** Problem description **
Copy all the material below, exactly as it stands.

** Source data **
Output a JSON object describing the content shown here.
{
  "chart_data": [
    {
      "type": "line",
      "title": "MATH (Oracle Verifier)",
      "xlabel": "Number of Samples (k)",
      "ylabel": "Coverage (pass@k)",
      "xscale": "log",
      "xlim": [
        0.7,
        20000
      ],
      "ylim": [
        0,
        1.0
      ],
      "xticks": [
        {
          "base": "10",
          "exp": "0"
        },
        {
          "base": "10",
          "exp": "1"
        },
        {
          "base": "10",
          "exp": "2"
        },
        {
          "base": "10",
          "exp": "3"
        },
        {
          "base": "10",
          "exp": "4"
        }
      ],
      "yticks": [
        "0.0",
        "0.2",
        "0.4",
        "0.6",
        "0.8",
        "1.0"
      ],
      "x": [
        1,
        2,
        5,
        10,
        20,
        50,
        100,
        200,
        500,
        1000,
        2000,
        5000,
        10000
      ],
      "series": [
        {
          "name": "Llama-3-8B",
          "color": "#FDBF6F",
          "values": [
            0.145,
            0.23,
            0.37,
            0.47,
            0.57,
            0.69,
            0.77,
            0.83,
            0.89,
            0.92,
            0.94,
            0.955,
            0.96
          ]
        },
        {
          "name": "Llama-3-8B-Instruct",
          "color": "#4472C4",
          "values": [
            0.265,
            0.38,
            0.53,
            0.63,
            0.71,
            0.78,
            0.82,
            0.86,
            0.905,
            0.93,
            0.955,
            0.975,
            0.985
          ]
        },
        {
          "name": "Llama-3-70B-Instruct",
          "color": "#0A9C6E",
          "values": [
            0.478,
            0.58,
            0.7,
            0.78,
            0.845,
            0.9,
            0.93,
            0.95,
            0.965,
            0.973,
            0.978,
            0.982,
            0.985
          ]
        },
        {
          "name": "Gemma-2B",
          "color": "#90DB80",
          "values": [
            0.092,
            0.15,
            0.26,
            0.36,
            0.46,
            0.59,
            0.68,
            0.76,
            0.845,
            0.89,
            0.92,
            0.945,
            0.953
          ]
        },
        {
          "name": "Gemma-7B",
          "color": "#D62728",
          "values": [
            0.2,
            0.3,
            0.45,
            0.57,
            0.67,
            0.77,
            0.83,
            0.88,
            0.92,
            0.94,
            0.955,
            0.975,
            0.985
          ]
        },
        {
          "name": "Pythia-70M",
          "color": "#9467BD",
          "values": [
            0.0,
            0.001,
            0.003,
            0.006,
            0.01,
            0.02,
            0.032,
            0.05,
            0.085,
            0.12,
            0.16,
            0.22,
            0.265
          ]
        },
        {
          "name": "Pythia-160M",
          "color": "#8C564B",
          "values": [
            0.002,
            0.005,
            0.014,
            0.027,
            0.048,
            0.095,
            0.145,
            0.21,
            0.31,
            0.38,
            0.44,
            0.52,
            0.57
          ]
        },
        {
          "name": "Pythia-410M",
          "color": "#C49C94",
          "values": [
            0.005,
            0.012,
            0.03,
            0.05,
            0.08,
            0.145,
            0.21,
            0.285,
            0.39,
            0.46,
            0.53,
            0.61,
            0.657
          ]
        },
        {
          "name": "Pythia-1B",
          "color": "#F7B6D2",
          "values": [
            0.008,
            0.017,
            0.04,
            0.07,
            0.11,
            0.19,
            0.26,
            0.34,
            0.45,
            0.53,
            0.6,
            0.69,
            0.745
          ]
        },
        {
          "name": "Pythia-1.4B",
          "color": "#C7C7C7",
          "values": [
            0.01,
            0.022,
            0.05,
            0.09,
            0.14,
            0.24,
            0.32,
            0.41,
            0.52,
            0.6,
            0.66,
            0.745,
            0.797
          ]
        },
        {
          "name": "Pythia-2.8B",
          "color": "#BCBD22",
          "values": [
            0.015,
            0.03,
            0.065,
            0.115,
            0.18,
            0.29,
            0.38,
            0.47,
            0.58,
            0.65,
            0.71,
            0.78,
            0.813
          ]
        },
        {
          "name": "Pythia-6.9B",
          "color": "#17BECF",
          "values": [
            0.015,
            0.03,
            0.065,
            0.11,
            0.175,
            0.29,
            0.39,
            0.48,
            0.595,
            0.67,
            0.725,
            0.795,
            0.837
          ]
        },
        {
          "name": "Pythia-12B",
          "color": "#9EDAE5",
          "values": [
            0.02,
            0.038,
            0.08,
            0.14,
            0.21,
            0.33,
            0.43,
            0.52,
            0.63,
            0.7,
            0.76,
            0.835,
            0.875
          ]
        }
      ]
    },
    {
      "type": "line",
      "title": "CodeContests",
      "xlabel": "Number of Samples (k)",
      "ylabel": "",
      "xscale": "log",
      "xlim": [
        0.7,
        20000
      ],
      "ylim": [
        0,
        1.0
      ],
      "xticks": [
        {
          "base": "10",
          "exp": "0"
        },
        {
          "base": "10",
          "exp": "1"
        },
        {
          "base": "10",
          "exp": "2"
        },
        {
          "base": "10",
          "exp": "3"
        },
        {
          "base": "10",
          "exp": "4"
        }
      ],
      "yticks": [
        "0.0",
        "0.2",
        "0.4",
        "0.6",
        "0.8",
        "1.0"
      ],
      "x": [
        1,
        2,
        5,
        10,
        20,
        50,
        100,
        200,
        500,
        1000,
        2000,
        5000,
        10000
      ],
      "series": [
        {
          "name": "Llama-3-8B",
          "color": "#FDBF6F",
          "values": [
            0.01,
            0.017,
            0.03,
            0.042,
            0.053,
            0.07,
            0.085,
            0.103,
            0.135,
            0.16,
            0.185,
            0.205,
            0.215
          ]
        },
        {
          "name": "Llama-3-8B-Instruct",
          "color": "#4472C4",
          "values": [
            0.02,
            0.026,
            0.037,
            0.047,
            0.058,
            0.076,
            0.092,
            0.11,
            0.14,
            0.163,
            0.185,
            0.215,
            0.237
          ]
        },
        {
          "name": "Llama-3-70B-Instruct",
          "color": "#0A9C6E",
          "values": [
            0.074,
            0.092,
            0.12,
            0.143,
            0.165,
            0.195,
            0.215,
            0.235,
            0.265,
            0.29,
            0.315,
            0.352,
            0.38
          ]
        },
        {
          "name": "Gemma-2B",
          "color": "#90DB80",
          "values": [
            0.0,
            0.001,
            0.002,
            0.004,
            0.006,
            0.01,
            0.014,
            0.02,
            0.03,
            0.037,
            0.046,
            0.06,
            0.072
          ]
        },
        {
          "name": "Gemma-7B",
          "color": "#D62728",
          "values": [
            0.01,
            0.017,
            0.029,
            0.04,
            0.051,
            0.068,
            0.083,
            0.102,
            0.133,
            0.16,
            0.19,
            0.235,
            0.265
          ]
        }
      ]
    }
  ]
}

** Reply **
Output a JSON object describing the content shown here.
{
  "chart_data": [
    {
      "type": "line",
      "title": "MATH (Oracle Verifier)",
      "xlabel": "Number of Samples (k)",
      "ylabel": "Coverage (pass@k)",
      "xscale": "log",
      "xlim": [
        0.7,
        20000
      ],
      "ylim": [
        0,
        1.0
      ],
      "xticks": [
        {
          "base": "10",
          "exp": "0"
        },
        {
          "base": "10",
          "exp": "1"
        },
        {
          "base": "10",
          "exp": "2"
        },
        {
          "base": "10",
          "exp": "3"
        },
        {
          "base": "10",
          "exp": "4"
        }
      ],
      "yticks": [
        "0.0",
        "0.2",
        "0.4",
        "0.6",
        "0.8",
        "1.0"
      ],
      "x": [
        1,
        2,
        5,
        10,
        20,
        50,
        100,
        200,
        500,
        1000,
        2000,
        5000,
        10000
      ],
      "series": [
        {
          "name": "Llama-3-8B",
          "color": "#FDBF6F",
          "values": [
            0.145,
            0.23,
            0.37,
            0.47,
            0.57,
            0.69,
            0.77,
            0.83,
            0.89,
            0.92,
            0.94,
            0.955,
            0.96
          ]
        },
        {
          "name": "Llama-3-8B-Instruct",
          "color": "#4472C4",
          "values": [
            0.265,
            0.38,
            0.53,
            0.63,
            0.71,
            0.78,
            0.82,
            0.86,
            0.905,
            0.93,
            0.955,
            0.975,
            0.985
          ]
        },
        {
          "name": "Llama-3-70B-Instruct",
          "color": "#0A9C6E",
          "values": [
            0.478,
            0.58,
            0.7,
            0.78,
            0.845,
            0.9,
            0.93,
            0.95,
            0.965,
            0.973,
            0.978,
            0.982,
            0.985
          ]
        },
        {
          "name": "Gemma-2B",
          "color": "#90DB80",
          "values": [
            0.092,
            0.15,
            0.26,
            0.36,
            0.46,
            0.59,
            0.68,
            0.76,
            0.845,
            0.89,
            0.92,
            0.945,
            0.953
          ]
        },
        {
          "name": "Gemma-7B",
          "color": "#D62728",
          "values": [
            0.2,
            0.3,
            0.45,
            0.57,
            0.67,
            0.77,
            0.83,
            0.88,
            0.92,
            0.94,
            0.955,
            0.975,
            0.985
          ]
        },
        {
          "name": "Pythia-70M",
          "color": "#9467BD",
          "values": [
            0.0,
            0.001,
            0.003,
            0.006,
            0.01,
            0.02,
            0.032,
            0.05,
            0.085,
            0.12,
            0.16,
            0.22,
            0.265
          ]
        },
        {
          "name": "Pythia-160M",
          "color": "#8C564B",
          "values": [
            0.002,
            0.005,
            0.014,
            0.027,
            0.048,
            0.095,
            0.145,
            0.21,
            0.31,
            0.38,
            0.44,
            0.52,
            0.57
          ]
        },
        {
          "name": "Pythia-410M",
          "color": "#C49C94",
          "values": [
            0.005,
            0.012,
            0.03,
            0.05,
            0.08,
            0.145,
            0.21,
            0.285,
            0.39,
            0.46,
            0.53,
            0.61,
            0.657
          ]
        },
        {
          "name": "Pythia-1B",
          "color": "#F7B6D2",
          "values": [
            0.008,
            0.017,
            0.04,
            0.07,
            0.11,
            0.19,
            0.26,
            0.34,
            0.45,
            0.53,
            0.6,
            0.69,
            0.745
          ]
        },
        {
          "name": "Pythia-1.4B",
          "color": "#C7C7C7",
          "values": [
            0.01,
            0.022,
            0.05,
            0.09,
            0.14,
            0.24,
            0.32,
            0.41,
            0.52,
            0.6,
            0.66,
            0.745,
            0.797
          ]
        },
        {
          "name": "Pythia-2.8B",
          "color": "#BCBD22",
          "values": [
            0.015,
            0.03,
            0.065,
            0.115,
            0.18,
            0.29,
            0.38,
            0.47,
            0.58,
            0.65,
            0.71,
            0.78,
            0.813
          ]
        },
        {
          "name": "Pythia-6.9B",
          "color": "#17BECF",
          "values": [
            0.015,
            0.03,
            0.065,
            0.11,
            0.175,
            0.29,
            0.39,
            0.48,
            0.595,
            0.67,
            0.725,
            0.795,
            0.837
          ]
        },
        {
          "name": "Pythia-12B",
          "color": "#9EDAE5",
          "values": [
            0.02,
            0.038,
            0.08,
            0.14,
            0.21,
            0.33,
            0.43,
            0.52,
            0.63,
            0.7,
            0.76,
            0.835,
            0.875
          ]
        }
      ]
    },
    {
      "type": "line",
      "title": "CodeContests",
      "xlabel": "Number of Samples (k)",
      "ylabel": "",
      "xscale": "log",
      "xlim": [
        0.7,
        20000
      ],
      "ylim": [
        0,
        1.0
      ],
      "xticks": [
        {
          "base": "10",
          "exp": "0"
        },
        {
          "base": "10",
          "exp": "1"
        },
        {
          "base": "10",
          "exp": "2"
        },
        {
          "base": "10",
          "exp": "3"
        },
        {
          "base": "10",
          "exp": "4"
        }
      ],
      "yticks": [
        "0.0",
        "0.2",
        "0.4",
        "0.6",
        "0.8",
        "1.0"
      ],
      "x": [
        1,
        2,
        5,
        10,
        20,
        50,
        100,
        200,
        500,
        1000,
        2000,
        5000,
        10000
      ],
      "series": [
        {
          "name": "Llama-3-8B",
          "color": "#FDBF6F",
          "values": [
            0.01,
            0.017,
            0.03,
            0.042,
            0.053,
            0.07,
            0.085,
            0.103,
            0.135,
            0.16,
            0.185,
            0.205,
            0.215
          ]
        },
        {
          "name": "Llama-3-8B-Instruct",
          "color": "#4472C4",
          "values": [
            0.02,
            0.026,
            0.037,
            0.047,
            0.058,
            0.076,
            0.092,
            0.11,
            0.14,
            0.163,
            0.185,
            0.215,
            0.237
          ]
        },
        {
          "name": "Llama-3-70B-Instruct",
          "color": "#0A9C6E",
          "values": [
            0.074,
            0.092,
            0.12,
            0.143,
            0.165,
            0.195,
            0.215,
            0.235,
            0.265,
            0.29,
            0.315,
            0.352,
            0.38
          ]
        },
        {
          "name": "Gemma-2B",
          "color": "#90DB80",
          "values": [
            0.0,
            0.001,
            0.002,
            0.004,
            0.006,
            0.01,
            0.014,
            0.02,
            0.03,
            0.037,
            0.046,
            0.06,
            0.072
          ]
        },
        {
          "name": "Gemma-7B",
          "color": "#D62728",
          "values": [
            0.01,
            0.017,
            0.029,
            0.04,
            0.051,
            0.068,
            0.083,
            0.102,
            0.133,
            0.16,
            0.19,
            0.235,
            0.265
          ]
        }
      ]
    }
  ]
}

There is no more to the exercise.